▸ Work to be completed
Where does the string "codziennie" appear? Copy every line of the entries below that holds it.

▸ Provided entries

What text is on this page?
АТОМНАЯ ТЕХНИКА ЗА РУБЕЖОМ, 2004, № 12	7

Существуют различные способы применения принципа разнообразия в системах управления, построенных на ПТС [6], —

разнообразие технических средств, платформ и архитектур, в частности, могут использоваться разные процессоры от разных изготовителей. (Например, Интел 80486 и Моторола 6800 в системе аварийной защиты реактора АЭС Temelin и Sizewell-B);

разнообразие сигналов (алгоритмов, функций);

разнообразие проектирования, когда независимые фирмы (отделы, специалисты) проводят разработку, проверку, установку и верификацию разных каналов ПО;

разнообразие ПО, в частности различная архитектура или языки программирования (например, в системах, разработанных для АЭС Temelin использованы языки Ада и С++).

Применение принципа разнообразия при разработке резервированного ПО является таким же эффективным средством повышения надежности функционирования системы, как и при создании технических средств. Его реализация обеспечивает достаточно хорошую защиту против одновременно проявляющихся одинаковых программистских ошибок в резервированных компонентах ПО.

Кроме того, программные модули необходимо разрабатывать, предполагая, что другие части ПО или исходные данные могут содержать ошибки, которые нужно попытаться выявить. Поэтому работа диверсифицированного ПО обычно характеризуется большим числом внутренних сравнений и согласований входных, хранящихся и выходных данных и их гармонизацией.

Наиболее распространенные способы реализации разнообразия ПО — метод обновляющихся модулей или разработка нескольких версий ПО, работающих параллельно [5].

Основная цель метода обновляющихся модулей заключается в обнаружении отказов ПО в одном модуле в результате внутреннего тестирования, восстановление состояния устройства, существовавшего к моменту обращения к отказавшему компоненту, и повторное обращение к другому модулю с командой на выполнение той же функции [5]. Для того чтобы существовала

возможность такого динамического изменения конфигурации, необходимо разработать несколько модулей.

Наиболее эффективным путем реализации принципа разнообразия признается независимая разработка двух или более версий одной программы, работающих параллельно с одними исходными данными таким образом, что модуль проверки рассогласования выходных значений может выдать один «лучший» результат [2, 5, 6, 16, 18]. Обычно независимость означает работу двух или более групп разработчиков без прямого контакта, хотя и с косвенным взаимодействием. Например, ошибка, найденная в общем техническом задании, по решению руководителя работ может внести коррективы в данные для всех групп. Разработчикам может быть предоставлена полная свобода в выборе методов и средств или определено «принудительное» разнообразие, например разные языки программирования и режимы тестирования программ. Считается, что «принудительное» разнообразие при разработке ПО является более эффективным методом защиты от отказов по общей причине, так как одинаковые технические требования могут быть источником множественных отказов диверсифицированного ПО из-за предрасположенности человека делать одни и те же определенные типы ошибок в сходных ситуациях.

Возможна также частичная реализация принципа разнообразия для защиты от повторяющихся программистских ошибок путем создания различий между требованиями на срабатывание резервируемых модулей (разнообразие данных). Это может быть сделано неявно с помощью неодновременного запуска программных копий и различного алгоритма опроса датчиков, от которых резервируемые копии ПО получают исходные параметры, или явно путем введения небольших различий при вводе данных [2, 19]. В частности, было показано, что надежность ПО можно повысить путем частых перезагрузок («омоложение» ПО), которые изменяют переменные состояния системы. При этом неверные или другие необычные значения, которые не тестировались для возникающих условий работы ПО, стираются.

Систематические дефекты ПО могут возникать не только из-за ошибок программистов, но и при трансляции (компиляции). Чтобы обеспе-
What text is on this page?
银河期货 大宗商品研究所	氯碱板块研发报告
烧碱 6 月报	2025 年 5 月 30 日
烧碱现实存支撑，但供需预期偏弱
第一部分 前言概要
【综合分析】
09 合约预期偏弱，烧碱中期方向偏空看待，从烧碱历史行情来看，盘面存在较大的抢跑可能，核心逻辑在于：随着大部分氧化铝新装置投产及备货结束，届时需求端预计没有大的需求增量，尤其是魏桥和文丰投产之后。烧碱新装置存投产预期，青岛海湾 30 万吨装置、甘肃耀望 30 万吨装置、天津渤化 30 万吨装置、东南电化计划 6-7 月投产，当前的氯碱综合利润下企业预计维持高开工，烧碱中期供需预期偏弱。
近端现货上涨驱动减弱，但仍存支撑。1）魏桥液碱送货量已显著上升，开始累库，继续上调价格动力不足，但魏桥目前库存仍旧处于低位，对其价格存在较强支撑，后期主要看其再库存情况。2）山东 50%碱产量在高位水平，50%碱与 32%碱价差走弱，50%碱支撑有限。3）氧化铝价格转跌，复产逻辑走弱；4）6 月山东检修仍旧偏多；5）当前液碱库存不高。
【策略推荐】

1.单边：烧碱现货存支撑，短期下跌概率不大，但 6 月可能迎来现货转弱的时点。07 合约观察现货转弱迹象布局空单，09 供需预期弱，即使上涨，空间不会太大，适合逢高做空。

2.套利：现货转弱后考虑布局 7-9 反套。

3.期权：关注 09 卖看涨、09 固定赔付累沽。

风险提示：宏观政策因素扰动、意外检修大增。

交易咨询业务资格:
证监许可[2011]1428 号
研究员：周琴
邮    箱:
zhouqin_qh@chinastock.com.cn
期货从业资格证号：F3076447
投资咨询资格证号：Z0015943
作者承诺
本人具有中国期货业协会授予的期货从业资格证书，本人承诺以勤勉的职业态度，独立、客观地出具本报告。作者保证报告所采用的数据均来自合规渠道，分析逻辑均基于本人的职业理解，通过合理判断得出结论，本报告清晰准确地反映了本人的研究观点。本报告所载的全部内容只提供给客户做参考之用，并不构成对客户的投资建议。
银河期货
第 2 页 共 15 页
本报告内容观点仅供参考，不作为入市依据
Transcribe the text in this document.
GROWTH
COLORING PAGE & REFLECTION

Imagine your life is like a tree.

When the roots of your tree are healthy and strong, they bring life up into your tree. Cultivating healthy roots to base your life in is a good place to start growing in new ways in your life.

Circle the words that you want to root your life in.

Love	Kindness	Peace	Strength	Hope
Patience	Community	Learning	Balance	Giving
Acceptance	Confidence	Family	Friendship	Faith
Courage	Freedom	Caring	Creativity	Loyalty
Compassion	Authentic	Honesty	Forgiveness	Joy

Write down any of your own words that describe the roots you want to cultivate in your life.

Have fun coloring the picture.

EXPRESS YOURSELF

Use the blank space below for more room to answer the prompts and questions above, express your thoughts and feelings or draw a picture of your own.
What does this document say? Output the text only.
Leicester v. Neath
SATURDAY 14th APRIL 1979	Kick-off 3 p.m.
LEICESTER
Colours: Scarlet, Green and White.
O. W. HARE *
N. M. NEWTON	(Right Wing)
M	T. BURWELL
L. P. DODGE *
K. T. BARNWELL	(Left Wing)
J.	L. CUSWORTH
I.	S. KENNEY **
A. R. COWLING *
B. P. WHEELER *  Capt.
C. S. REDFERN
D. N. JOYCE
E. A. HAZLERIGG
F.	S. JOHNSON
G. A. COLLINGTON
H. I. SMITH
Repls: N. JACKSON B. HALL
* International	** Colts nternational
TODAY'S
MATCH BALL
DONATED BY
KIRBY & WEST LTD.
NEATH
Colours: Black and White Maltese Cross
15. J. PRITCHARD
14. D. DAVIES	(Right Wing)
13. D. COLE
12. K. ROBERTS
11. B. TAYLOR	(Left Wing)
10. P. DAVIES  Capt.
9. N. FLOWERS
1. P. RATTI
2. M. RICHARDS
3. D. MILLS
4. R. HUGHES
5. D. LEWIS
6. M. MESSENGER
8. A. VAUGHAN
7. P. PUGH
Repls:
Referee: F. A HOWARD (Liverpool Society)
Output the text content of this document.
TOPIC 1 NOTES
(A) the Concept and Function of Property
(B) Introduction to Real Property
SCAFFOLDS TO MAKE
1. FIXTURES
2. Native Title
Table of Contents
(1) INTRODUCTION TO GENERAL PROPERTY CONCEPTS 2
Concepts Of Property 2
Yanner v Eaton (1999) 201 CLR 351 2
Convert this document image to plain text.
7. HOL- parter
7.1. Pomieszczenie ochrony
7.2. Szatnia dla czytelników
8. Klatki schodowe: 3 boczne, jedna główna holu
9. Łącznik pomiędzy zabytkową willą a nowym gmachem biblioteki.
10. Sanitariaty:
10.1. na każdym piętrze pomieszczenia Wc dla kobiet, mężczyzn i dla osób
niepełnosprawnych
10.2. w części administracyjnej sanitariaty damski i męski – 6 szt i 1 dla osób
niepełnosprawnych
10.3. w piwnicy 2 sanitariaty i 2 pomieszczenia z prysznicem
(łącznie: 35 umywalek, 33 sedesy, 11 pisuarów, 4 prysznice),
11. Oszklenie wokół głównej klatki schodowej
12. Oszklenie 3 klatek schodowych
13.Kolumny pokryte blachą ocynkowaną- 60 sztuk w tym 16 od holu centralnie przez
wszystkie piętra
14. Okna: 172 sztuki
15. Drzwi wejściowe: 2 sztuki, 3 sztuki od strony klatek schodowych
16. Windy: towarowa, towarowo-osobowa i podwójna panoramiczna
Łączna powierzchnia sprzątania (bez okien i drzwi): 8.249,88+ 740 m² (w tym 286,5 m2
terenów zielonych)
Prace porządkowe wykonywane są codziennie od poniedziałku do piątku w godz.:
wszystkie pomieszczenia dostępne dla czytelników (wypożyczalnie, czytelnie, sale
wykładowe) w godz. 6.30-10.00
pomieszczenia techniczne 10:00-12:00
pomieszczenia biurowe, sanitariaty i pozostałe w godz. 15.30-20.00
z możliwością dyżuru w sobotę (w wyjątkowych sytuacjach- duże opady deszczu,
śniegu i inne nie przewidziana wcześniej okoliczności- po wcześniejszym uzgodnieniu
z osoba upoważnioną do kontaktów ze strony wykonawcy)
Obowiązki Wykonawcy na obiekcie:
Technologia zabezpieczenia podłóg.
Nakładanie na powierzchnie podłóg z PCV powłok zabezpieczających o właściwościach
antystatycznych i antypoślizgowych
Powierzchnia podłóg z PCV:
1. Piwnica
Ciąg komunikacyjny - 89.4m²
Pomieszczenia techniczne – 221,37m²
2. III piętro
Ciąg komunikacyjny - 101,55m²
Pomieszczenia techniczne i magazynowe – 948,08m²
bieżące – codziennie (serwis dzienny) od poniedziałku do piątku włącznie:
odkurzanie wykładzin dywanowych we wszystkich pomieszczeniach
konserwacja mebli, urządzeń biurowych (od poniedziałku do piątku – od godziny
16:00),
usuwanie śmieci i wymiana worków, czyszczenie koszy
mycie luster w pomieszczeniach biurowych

▸ Exercise result
Prace porządkowe wykonywane są codziennie od poniedziałku do piątku w godz.:
bieżące – codziennie (serwis dzienny) od poniedziałku do piątku włącznie:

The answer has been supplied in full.